Pick out every line of the entries below where "Decode" occurs, and copy those lines.

——

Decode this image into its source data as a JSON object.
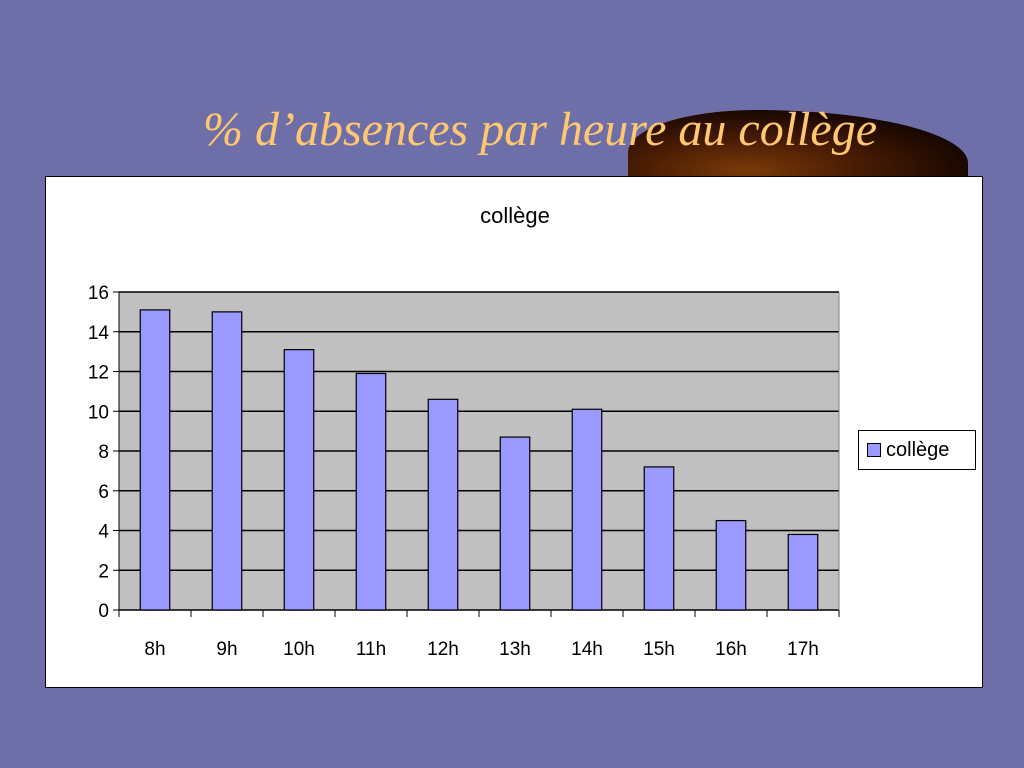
{
  "slide": {
    "title": "% d’absences par heure au collège"
  },
  "colors": {
    "background": "#6e6ea8",
    "title": "#ffc870",
    "plot_area": "#c0c0c0",
    "bar": "#9999ff"
  },
  "chart_data": {
    "type": "bar",
    "title": "collège",
    "xlabel": "",
    "ylabel": "",
    "categories": [
      "8h",
      "9h",
      "10h",
      "11h",
      "12h",
      "13h",
      "14h",
      "15h",
      "16h",
      "17h"
    ],
    "series": [
      {
        "name": "collège",
        "values": [
          15.1,
          15.0,
          13.1,
          11.9,
          10.6,
          8.7,
          10.1,
          7.2,
          4.5,
          3.8
        ]
      }
    ],
    "ylim": [
      0,
      16
    ],
    "yticks": [
      0,
      2,
      4,
      6,
      8,
      10,
      12,
      14,
      16
    ],
    "grid": true,
    "legend": "right"
  }
}
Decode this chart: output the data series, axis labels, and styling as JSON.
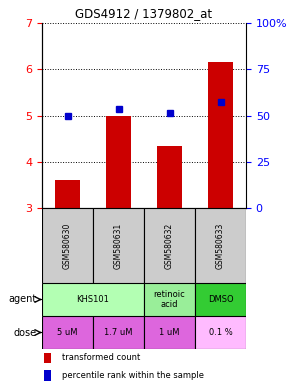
{
  "title": "GDS4912 / 1379802_at",
  "samples": [
    "GSM580630",
    "GSM580631",
    "GSM580632",
    "GSM580633"
  ],
  "bar_values": [
    3.6,
    5.0,
    4.35,
    6.15
  ],
  "dot_values": [
    5.0,
    5.15,
    5.05,
    5.3
  ],
  "ylim": [
    3,
    7
  ],
  "yticks_left": [
    3,
    4,
    5,
    6,
    7
  ],
  "yticks_right": [
    0,
    25,
    50,
    75,
    100
  ],
  "bar_color": "#cc0000",
  "dot_color": "#0000cc",
  "agent_spans": [
    {
      "start": 0,
      "end": 2,
      "label": "KHS101",
      "color": "#b3ffb3"
    },
    {
      "start": 2,
      "end": 3,
      "label": "retinoic\nacid",
      "color": "#99ee99"
    },
    {
      "start": 3,
      "end": 4,
      "label": "DMSO",
      "color": "#33cc33"
    }
  ],
  "doses": [
    "5 uM",
    "1.7 uM",
    "1 uM",
    "0.1 %"
  ],
  "dose_colors": [
    "#dd66dd",
    "#dd66dd",
    "#dd66dd",
    "#ffbbff"
  ],
  "sample_bg": "#cccccc",
  "legend_bar_label": "transformed count",
  "legend_dot_label": "percentile rank within the sample"
}
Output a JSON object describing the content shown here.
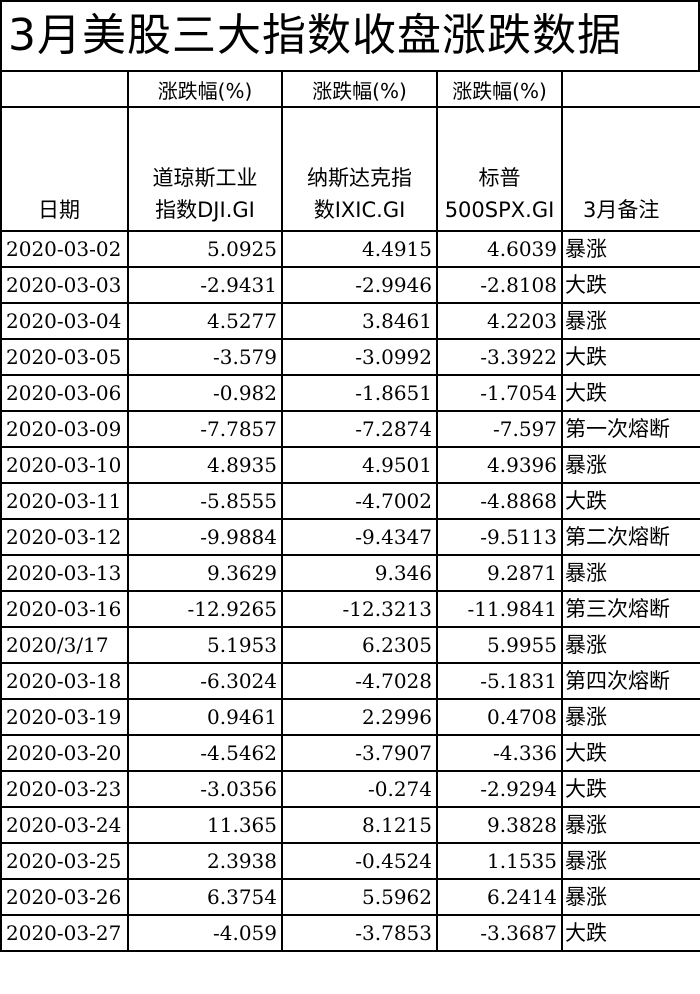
{
  "title": "3月美股三大指数收盘涨跌数据",
  "header": {
    "change_label": "涨跌幅(%)",
    "date": "日期",
    "dji": [
      "道琼斯工业",
      "指数DJI.GI"
    ],
    "ixic": [
      "纳斯达克指",
      "数IXIC.GI"
    ],
    "spx": [
      "标普",
      "500SPX.GI"
    ],
    "note": "3月备注"
  },
  "rows": [
    {
      "date": "2020-03-02",
      "dji": "5.0925",
      "ixic": "4.4915",
      "spx": "4.6039",
      "note": "暴涨"
    },
    {
      "date": "2020-03-03",
      "dji": "-2.9431",
      "ixic": "-2.9946",
      "spx": "-2.8108",
      "note": "大跌"
    },
    {
      "date": "2020-03-04",
      "dji": "4.5277",
      "ixic": "3.8461",
      "spx": "4.2203",
      "note": "暴涨"
    },
    {
      "date": "2020-03-05",
      "dji": "-3.579",
      "ixic": "-3.0992",
      "spx": "-3.3922",
      "note": "大跌"
    },
    {
      "date": "2020-03-06",
      "dji": "-0.982",
      "ixic": "-1.8651",
      "spx": "-1.7054",
      "note": "大跌"
    },
    {
      "date": "2020-03-09",
      "dji": "-7.7857",
      "ixic": "-7.2874",
      "spx": "-7.597",
      "note": "第一次熔断"
    },
    {
      "date": "2020-03-10",
      "dji": "4.8935",
      "ixic": "4.9501",
      "spx": "4.9396",
      "note": "暴涨"
    },
    {
      "date": "2020-03-11",
      "dji": "-5.8555",
      "ixic": "-4.7002",
      "spx": "-4.8868",
      "note": "大跌"
    },
    {
      "date": "2020-03-12",
      "dji": "-9.9884",
      "ixic": "-9.4347",
      "spx": "-9.5113",
      "note": "第二次熔断"
    },
    {
      "date": "2020-03-13",
      "dji": "9.3629",
      "ixic": "9.346",
      "spx": "9.2871",
      "note": "暴涨"
    },
    {
      "date": "2020-03-16",
      "dji": "-12.9265",
      "ixic": "-12.3213",
      "spx": "-11.9841",
      "note": "第三次熔断"
    },
    {
      "date": "2020/3/17",
      "dji": "5.1953",
      "ixic": "6.2305",
      "spx": "5.9955",
      "note": "暴涨"
    },
    {
      "date": "2020-03-18",
      "dji": "-6.3024",
      "ixic": "-4.7028",
      "spx": "-5.1831",
      "note": "第四次熔断"
    },
    {
      "date": "2020-03-19",
      "dji": "0.9461",
      "ixic": "2.2996",
      "spx": "0.4708",
      "note": "暴涨"
    },
    {
      "date": "2020-03-20",
      "dji": "-4.5462",
      "ixic": "-3.7907",
      "spx": "-4.336",
      "note": "大跌"
    },
    {
      "date": "2020-03-23",
      "dji": "-3.0356",
      "ixic": "-0.274",
      "spx": "-2.9294",
      "note": "大跌"
    },
    {
      "date": "2020-03-24",
      "dji": "11.365",
      "ixic": "8.1215",
      "spx": "9.3828",
      "note": "暴涨"
    },
    {
      "date": "2020-03-25",
      "dji": "2.3938",
      "ixic": "-0.4524",
      "spx": "1.1535",
      "note": "暴涨"
    },
    {
      "date": "2020-03-26",
      "dji": "6.3754",
      "ixic": "5.5962",
      "spx": "6.2414",
      "note": "暴涨"
    },
    {
      "date": "2020-03-27",
      "dji": "-4.059",
      "ixic": "-3.7853",
      "spx": "-3.3687",
      "note": "大跌"
    }
  ]
}
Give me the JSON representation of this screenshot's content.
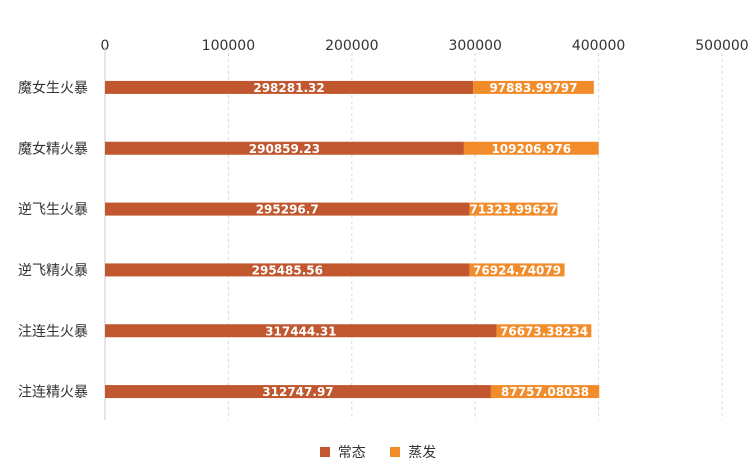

——

▶ _Worked answer_
Decode this image into its source data as a JSON object.
Decode this chart: output the data series, axis labels, and styling as JSON.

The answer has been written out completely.